--- BEGIN Information supplied ---

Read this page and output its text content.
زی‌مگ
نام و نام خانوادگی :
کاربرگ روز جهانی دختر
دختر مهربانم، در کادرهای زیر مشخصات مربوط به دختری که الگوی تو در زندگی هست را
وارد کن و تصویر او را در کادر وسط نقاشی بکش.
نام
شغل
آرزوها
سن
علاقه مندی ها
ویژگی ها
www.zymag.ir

--- END Information supplied ---

Exercise details
Search the entries for the word "دختر", then list each line that holds it.

Response to this exercise
کاربرگ روز جهانی دختر
دختر مهربانم، در کادرهای زیر مشخصات مربوط به دختری که الگوی تو در زندگی هست را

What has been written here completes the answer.